(Recorded data)
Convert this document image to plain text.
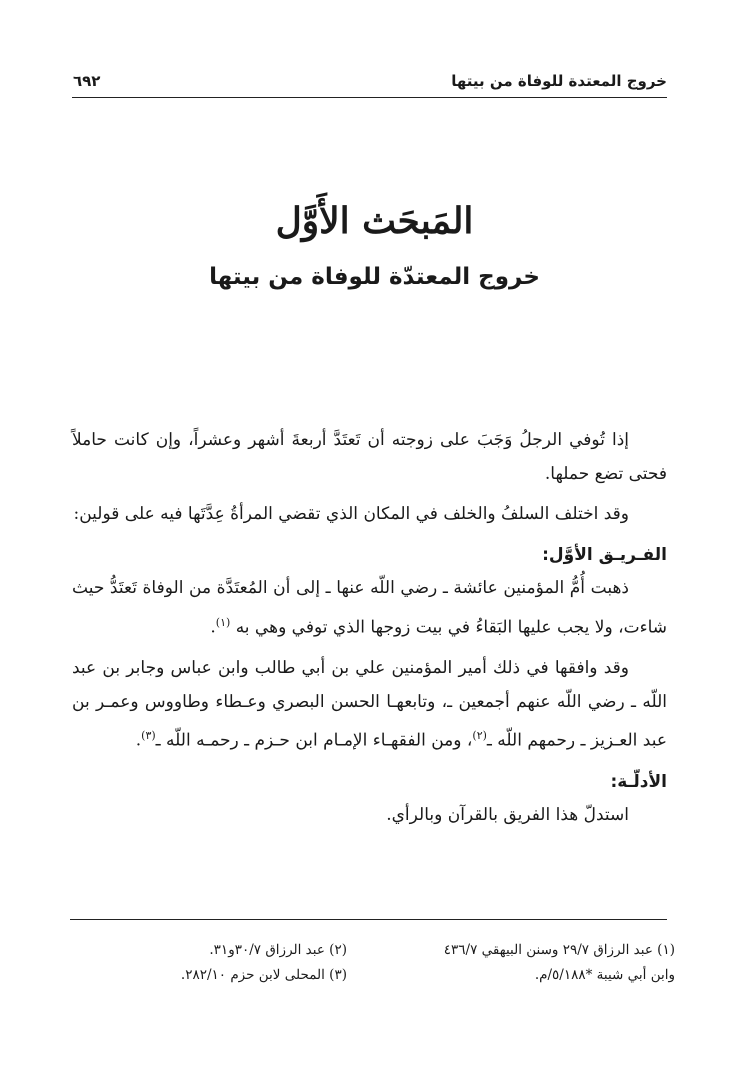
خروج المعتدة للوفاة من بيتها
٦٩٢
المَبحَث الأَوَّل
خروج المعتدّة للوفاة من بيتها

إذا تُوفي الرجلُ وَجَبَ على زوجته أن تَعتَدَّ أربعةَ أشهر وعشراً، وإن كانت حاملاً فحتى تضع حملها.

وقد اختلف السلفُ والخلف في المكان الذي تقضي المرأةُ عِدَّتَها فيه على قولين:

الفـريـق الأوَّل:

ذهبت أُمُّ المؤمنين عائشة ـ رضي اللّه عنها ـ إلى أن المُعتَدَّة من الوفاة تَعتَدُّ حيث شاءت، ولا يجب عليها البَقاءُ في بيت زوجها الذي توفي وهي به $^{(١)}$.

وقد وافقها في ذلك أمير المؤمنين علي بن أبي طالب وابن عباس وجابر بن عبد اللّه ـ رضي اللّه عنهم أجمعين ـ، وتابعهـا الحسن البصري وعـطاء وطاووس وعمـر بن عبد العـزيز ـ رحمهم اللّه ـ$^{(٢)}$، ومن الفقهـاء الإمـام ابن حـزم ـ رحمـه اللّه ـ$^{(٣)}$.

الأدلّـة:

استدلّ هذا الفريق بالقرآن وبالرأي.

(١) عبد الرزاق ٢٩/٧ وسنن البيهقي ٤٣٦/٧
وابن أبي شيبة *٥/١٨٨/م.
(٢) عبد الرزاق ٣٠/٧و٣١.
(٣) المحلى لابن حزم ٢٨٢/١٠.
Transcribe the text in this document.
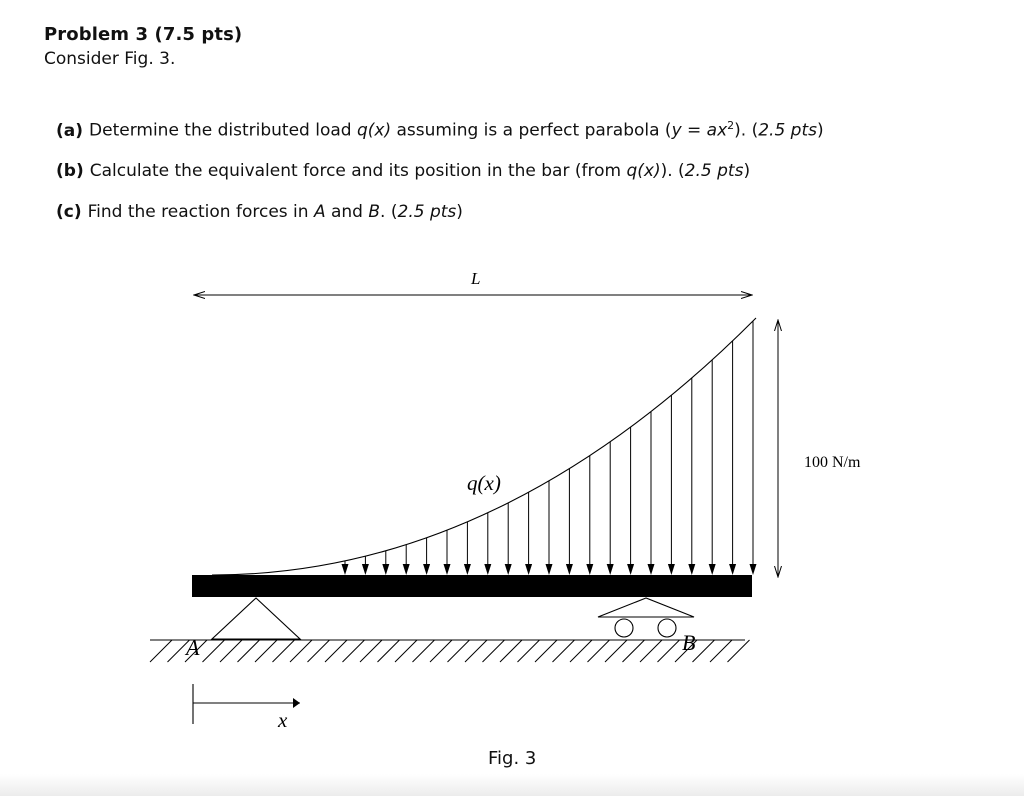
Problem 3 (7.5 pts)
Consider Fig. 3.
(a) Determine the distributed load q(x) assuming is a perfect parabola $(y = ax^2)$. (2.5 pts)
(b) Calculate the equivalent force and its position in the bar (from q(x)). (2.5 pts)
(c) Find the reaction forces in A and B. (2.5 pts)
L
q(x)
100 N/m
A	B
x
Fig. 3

→ **DIRECTIONS**
Count how many lines hold the string "للوفاة" and give that number alone.

→ **PROBLEM SOLUTION**
2